OBJECTIVE -> Reproduce all of the entries below line for line, word for word, but leave out the pictures.

[Element location data]
#####
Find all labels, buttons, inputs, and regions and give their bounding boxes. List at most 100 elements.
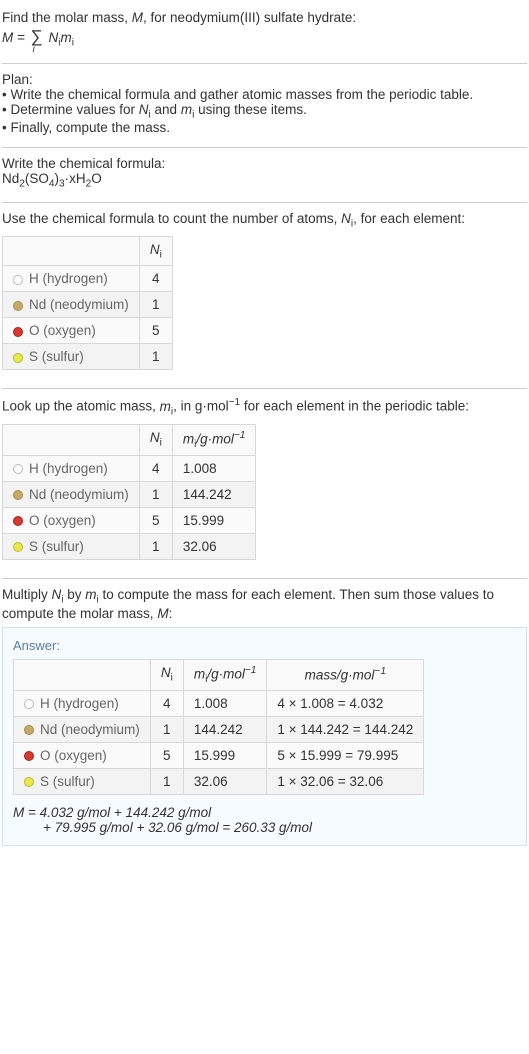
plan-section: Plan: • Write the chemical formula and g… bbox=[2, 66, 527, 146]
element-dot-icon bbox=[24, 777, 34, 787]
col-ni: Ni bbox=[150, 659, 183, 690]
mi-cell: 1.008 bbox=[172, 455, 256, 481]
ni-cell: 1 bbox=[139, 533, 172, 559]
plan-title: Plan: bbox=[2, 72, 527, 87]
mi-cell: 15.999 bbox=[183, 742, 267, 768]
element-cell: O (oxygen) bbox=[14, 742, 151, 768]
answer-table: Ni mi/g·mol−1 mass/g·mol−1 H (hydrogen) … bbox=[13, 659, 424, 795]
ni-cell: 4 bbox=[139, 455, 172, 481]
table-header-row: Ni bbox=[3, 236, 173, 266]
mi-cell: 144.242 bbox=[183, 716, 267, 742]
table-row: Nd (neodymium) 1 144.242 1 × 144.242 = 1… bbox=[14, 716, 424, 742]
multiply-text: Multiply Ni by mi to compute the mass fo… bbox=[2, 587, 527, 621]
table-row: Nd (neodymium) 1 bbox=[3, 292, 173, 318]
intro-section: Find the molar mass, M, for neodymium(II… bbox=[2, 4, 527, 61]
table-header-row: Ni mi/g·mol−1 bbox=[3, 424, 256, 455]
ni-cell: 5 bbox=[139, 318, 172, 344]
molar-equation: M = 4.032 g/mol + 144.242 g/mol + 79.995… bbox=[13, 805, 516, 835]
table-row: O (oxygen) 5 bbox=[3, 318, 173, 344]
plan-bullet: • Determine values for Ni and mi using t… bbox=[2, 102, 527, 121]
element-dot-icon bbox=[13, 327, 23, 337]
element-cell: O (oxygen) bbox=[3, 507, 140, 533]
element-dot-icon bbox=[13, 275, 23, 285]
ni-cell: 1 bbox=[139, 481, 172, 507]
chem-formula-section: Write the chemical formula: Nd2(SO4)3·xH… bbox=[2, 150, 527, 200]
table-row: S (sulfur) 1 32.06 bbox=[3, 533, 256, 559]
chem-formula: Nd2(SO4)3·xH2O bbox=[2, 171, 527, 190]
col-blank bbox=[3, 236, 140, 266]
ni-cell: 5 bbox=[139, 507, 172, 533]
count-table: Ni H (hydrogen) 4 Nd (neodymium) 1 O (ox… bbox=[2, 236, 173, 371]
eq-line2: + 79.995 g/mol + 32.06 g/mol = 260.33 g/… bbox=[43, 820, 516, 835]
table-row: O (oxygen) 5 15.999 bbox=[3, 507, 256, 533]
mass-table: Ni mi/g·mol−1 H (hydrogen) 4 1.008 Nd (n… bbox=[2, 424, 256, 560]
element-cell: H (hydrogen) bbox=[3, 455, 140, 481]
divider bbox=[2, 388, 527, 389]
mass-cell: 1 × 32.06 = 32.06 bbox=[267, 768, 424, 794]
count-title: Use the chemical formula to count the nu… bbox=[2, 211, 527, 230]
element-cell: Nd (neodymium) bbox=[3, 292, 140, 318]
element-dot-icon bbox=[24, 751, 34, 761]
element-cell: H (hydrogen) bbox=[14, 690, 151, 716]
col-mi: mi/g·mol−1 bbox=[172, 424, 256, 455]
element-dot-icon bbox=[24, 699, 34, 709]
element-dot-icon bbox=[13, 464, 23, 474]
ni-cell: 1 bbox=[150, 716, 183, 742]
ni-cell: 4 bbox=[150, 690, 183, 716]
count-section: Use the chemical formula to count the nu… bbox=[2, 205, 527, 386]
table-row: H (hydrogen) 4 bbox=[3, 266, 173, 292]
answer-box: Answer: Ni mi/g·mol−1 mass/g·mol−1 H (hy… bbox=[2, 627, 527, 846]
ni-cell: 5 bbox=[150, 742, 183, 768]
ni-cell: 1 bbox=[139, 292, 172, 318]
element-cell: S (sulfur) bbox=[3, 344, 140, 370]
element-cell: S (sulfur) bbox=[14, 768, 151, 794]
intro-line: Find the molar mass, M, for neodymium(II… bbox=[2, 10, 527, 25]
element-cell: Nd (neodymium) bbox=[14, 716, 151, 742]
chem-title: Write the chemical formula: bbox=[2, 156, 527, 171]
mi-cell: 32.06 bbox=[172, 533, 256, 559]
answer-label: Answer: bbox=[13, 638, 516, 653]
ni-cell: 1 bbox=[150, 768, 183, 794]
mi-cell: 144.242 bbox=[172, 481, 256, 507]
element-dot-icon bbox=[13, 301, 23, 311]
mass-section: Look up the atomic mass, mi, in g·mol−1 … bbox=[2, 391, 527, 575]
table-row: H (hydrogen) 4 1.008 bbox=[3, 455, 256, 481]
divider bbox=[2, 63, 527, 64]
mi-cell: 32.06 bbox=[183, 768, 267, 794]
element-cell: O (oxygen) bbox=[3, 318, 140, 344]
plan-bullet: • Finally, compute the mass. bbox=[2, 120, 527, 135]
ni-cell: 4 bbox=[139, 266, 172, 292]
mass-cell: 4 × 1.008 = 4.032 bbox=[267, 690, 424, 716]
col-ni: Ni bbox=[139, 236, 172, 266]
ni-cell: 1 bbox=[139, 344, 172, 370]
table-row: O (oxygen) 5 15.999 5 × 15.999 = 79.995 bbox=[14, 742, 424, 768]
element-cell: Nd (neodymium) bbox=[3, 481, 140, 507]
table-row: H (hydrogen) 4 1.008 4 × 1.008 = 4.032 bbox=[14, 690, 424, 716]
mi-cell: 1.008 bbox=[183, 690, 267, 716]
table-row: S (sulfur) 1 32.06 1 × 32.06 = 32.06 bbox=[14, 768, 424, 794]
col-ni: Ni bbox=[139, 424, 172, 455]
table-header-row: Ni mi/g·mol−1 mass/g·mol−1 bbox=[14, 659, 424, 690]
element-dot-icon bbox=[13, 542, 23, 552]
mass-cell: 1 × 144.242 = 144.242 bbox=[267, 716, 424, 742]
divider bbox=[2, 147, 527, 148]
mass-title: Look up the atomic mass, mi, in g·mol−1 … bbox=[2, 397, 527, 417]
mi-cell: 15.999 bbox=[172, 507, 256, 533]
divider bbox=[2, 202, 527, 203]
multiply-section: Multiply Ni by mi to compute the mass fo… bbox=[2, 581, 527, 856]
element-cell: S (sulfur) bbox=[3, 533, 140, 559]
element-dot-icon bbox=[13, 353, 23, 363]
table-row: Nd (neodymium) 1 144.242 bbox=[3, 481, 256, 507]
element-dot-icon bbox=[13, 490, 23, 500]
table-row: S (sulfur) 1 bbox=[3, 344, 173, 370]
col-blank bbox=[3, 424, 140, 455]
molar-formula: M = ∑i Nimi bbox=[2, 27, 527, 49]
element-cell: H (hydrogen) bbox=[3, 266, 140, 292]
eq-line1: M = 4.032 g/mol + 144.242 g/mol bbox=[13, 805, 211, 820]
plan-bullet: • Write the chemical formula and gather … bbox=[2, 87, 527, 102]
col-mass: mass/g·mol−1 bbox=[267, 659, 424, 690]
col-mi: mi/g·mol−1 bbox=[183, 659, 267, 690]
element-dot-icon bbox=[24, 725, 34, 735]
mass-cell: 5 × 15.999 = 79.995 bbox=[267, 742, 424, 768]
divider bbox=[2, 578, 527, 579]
#####
EXERCISE RESPONSE ->
Find all labels, buttons, inputs, and regions and give their bounding boxes. List at most 100 elements.
plan-section: Plan: • Write the chemical formula and g… bbox=[2, 66, 527, 146]
element-dot-icon bbox=[24, 777, 34, 787]
col-ni: Ni bbox=[150, 659, 183, 690]
mi-cell: 1.008 bbox=[172, 455, 256, 481]
ni-cell: 1 bbox=[139, 533, 172, 559]
plan-title: Plan: bbox=[2, 72, 527, 87]
mi-cell: 15.999 bbox=[183, 742, 267, 768]
element-cell: O (oxygen) bbox=[14, 742, 151, 768]
answer-table: Ni mi/g·mol−1 mass/g·mol−1 H (hydrogen) … bbox=[13, 659, 424, 795]
ni-cell: 4 bbox=[139, 455, 172, 481]
table-header-row: Ni bbox=[3, 236, 173, 266]
mi-cell: 144.242 bbox=[183, 716, 267, 742]
table-row: Nd (neodymium) 1 144.242 1 × 144.242 = 1… bbox=[14, 716, 424, 742]
multiply-text: Multiply Ni by mi to compute the mass fo… bbox=[2, 587, 527, 621]
table-row: Nd (neodymium) 1 bbox=[3, 292, 173, 318]
intro-section: Find the molar mass, M, for neodymium(II… bbox=[2, 4, 527, 61]
table-header-row: Ni mi/g·mol−1 bbox=[3, 424, 256, 455]
ni-cell: 5 bbox=[139, 318, 172, 344]
molar-equation: M = 4.032 g/mol + 144.242 g/mol + 79.995… bbox=[13, 805, 516, 835]
table-row: O (oxygen) 5 bbox=[3, 318, 173, 344]
plan-bullet: • Determine values for Ni and mi using t… bbox=[2, 102, 527, 121]
element-dot-icon bbox=[13, 327, 23, 337]
element-cell: O (oxygen) bbox=[3, 507, 140, 533]
element-dot-icon bbox=[13, 275, 23, 285]
ni-cell: 1 bbox=[139, 481, 172, 507]
chem-formula-section: Write the chemical formula: Nd2(SO4)3·xH… bbox=[2, 150, 527, 200]
table-row: S (sulfur) 1 32.06 bbox=[3, 533, 256, 559]
chem-formula: Nd2(SO4)3·xH2O bbox=[2, 171, 527, 190]
col-blank bbox=[3, 236, 140, 266]
ni-cell: 5 bbox=[139, 507, 172, 533]
count-table: Ni H (hydrogen) 4 Nd (neodymium) 1 O (ox… bbox=[2, 236, 173, 371]
eq-line2: + 79.995 g/mol + 32.06 g/mol = 260.33 g/… bbox=[43, 820, 516, 835]
table-row: O (oxygen) 5 15.999 bbox=[3, 507, 256, 533]
mass-table: Ni mi/g·mol−1 H (hydrogen) 4 1.008 Nd (n… bbox=[2, 424, 256, 560]
element-cell: H (hydrogen) bbox=[3, 455, 140, 481]
divider bbox=[2, 388, 527, 389]
mass-cell: 1 × 32.06 = 32.06 bbox=[267, 768, 424, 794]
count-title: Use the chemical formula to count the nu… bbox=[2, 211, 527, 230]
element-cell: Nd (neodymium) bbox=[3, 292, 140, 318]
element-dot-icon bbox=[24, 751, 34, 761]
element-cell: H (hydrogen) bbox=[14, 690, 151, 716]
col-mi: mi/g·mol−1 bbox=[172, 424, 256, 455]
element-dot-icon bbox=[24, 699, 34, 709]
element-dot-icon bbox=[13, 464, 23, 474]
ni-cell: 1 bbox=[150, 716, 183, 742]
ni-cell: 4 bbox=[150, 690, 183, 716]
count-section: Use the chemical formula to count the nu… bbox=[2, 205, 527, 386]
table-row: H (hydrogen) 4 bbox=[3, 266, 173, 292]
answer-box: Answer: Ni mi/g·mol−1 mass/g·mol−1 H (hy… bbox=[2, 627, 527, 846]
ni-cell: 5 bbox=[150, 742, 183, 768]
ni-cell: 1 bbox=[139, 292, 172, 318]
element-cell: S (sulfur) bbox=[3, 344, 140, 370]
element-cell: S (sulfur) bbox=[14, 768, 151, 794]
intro-line: Find the molar mass, M, for neodymium(II… bbox=[2, 10, 527, 25]
element-cell: Nd (neodymium) bbox=[14, 716, 151, 742]
chem-title: Write the chemical formula: bbox=[2, 156, 527, 171]
mi-cell: 32.06 bbox=[172, 533, 256, 559]
answer-label: Answer: bbox=[13, 638, 516, 653]
ni-cell: 1 bbox=[150, 768, 183, 794]
mi-cell: 144.242 bbox=[172, 481, 256, 507]
element-dot-icon bbox=[13, 301, 23, 311]
mass-section: Look up the atomic mass, mi, in g·mol−1 … bbox=[2, 391, 527, 575]
table-row: H (hydrogen) 4 1.008 bbox=[3, 455, 256, 481]
divider bbox=[2, 63, 527, 64]
mi-cell: 32.06 bbox=[183, 768, 267, 794]
element-cell: O (oxygen) bbox=[3, 318, 140, 344]
plan-bullet: • Finally, compute the mass. bbox=[2, 120, 527, 135]
ni-cell: 4 bbox=[139, 266, 172, 292]
mass-cell: 4 × 1.008 = 4.032 bbox=[267, 690, 424, 716]
col-ni: Ni bbox=[139, 236, 172, 266]
ni-cell: 1 bbox=[139, 344, 172, 370]
table-row: O (oxygen) 5 15.999 5 × 15.999 = 79.995 bbox=[14, 742, 424, 768]
element-cell: Nd (neodymium) bbox=[3, 481, 140, 507]
table-row: H (hydrogen) 4 1.008 4 × 1.008 = 4.032 bbox=[14, 690, 424, 716]
mi-cell: 1.008 bbox=[183, 690, 267, 716]
table-row: S (sulfur) 1 32.06 1 × 32.06 = 32.06 bbox=[14, 768, 424, 794]
col-ni: Ni bbox=[139, 424, 172, 455]
table-header-row: Ni mi/g·mol−1 mass/g·mol−1 bbox=[14, 659, 424, 690]
element-dot-icon bbox=[13, 542, 23, 552]
mass-cell: 1 × 144.242 = 144.242 bbox=[267, 716, 424, 742]
divider bbox=[2, 147, 527, 148]
mass-title: Look up the atomic mass, mi, in g·mol−1 … bbox=[2, 397, 527, 417]
mi-cell: 15.999 bbox=[172, 507, 256, 533]
divider bbox=[2, 202, 527, 203]
multiply-section: Multiply Ni by mi to compute the mass fo… bbox=[2, 581, 527, 856]
element-cell: S (sulfur) bbox=[3, 533, 140, 559]
element-dot-icon bbox=[13, 353, 23, 363]
table-row: Nd (neodymium) 1 144.242 bbox=[3, 481, 256, 507]
element-dot-icon bbox=[13, 490, 23, 500]
table-row: S (sulfur) 1 bbox=[3, 344, 173, 370]
col-blank bbox=[3, 424, 140, 455]
molar-formula: M = ∑i Nimi bbox=[2, 27, 527, 49]
element-cell: H (hydrogen) bbox=[3, 266, 140, 292]
eq-line1: M = 4.032 g/mol + 144.242 g/mol bbox=[13, 805, 211, 820]
plan-bullet: • Write the chemical formula and gather … bbox=[2, 87, 527, 102]
col-mass: mass/g·mol−1 bbox=[267, 659, 424, 690]
col-mi: mi/g·mol−1 bbox=[183, 659, 267, 690]
element-dot-icon bbox=[24, 725, 34, 735]
mass-cell: 5 × 15.999 = 79.995 bbox=[267, 742, 424, 768]
divider bbox=[2, 578, 527, 579]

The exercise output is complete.